| Set exercise |
How many lines in the data below contain the string "panel"? Case counts. Reply with the number alone.

| Given records |
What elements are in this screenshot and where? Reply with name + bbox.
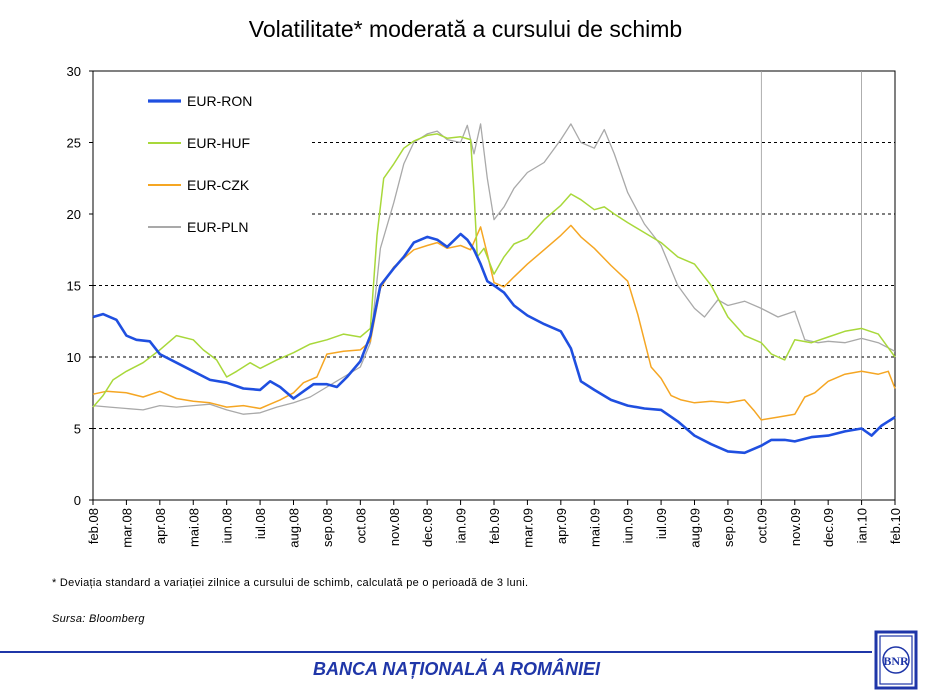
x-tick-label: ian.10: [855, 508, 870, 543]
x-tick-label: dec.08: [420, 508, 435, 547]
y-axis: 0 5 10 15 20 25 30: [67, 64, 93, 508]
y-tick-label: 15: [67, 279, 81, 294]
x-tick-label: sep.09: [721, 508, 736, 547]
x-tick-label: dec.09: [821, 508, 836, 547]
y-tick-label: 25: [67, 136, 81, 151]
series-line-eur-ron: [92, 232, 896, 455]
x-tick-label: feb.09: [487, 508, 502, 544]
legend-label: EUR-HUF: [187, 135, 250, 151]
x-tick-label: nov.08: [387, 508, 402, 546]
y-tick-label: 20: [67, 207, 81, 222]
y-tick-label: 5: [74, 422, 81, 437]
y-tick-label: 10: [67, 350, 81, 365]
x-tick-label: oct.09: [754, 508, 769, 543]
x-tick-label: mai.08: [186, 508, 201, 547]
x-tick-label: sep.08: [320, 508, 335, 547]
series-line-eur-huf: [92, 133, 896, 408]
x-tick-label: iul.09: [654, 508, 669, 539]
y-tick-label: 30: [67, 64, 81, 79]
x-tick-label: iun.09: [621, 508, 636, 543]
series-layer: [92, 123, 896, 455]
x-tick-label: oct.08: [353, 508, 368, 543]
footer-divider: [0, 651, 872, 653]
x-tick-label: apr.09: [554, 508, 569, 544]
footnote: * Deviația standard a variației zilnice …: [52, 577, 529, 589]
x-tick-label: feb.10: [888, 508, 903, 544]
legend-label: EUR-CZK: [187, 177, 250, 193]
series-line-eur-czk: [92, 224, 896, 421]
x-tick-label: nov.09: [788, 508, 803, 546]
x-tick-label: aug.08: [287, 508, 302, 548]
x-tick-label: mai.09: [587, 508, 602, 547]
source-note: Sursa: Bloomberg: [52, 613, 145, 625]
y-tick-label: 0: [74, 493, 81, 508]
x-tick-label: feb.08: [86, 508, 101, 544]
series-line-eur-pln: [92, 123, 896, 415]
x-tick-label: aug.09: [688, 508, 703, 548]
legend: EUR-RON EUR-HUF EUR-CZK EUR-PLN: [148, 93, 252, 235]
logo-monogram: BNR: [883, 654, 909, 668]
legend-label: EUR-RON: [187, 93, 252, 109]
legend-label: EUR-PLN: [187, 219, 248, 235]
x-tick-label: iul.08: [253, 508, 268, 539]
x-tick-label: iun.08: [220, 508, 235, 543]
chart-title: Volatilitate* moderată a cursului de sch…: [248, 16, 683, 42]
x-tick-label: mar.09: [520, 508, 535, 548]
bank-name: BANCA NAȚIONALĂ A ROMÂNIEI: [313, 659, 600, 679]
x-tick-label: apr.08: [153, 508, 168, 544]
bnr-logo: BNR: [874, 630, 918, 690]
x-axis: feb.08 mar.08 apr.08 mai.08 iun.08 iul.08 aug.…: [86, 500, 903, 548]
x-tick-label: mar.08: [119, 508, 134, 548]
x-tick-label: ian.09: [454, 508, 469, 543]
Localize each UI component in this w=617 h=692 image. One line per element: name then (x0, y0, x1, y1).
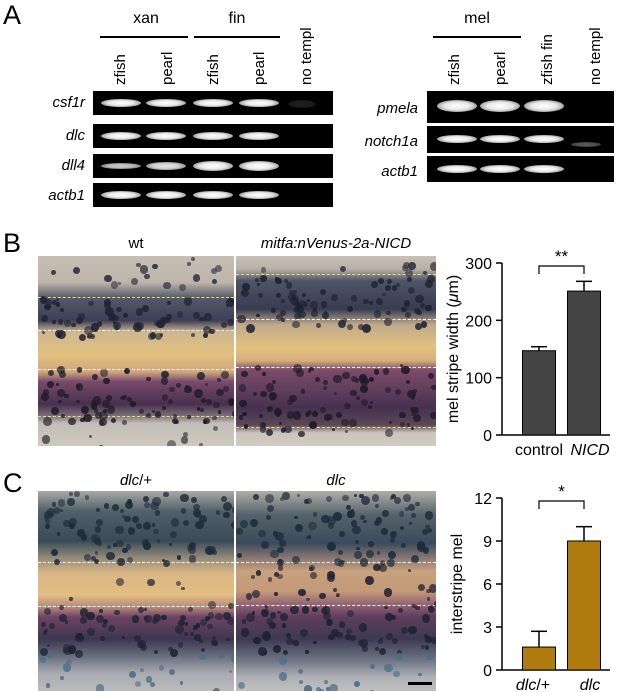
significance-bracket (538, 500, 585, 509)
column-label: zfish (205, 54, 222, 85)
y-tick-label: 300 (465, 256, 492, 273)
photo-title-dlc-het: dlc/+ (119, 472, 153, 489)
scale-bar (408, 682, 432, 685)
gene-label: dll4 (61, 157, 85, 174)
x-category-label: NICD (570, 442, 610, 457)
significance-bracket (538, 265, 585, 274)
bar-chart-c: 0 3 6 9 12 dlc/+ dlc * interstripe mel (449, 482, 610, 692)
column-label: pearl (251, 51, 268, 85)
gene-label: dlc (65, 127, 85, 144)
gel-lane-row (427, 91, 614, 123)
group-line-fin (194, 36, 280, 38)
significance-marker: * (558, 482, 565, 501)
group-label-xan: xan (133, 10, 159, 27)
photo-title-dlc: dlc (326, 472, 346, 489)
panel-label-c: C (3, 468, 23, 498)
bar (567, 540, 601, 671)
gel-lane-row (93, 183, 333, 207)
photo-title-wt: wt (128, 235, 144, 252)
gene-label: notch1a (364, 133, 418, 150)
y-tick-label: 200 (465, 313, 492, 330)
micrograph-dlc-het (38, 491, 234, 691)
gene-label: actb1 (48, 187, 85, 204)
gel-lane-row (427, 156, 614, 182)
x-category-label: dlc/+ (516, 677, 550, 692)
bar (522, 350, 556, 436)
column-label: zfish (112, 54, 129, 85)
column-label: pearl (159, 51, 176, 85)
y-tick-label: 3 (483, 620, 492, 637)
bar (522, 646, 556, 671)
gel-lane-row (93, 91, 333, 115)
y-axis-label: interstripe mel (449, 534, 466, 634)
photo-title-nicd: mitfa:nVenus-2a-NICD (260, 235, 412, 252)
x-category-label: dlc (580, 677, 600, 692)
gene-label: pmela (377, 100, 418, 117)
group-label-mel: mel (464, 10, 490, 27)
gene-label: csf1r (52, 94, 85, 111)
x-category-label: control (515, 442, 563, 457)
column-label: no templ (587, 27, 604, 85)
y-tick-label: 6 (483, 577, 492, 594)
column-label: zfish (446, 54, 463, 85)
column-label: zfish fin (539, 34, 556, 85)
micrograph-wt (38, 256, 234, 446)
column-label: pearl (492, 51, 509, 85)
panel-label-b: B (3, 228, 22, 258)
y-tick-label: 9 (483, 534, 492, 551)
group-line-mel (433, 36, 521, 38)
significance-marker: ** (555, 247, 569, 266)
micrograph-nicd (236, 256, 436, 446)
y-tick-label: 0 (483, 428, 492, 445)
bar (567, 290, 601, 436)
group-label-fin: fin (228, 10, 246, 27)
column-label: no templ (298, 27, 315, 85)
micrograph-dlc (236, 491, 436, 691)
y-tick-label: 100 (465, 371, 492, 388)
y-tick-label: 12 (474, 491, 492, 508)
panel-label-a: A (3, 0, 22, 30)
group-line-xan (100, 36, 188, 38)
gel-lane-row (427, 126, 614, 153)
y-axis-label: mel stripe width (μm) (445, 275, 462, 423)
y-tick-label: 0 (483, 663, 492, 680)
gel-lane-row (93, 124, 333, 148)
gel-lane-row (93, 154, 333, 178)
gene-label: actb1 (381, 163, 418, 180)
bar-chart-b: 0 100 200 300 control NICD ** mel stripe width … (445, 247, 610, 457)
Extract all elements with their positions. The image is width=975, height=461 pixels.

| Final result |
3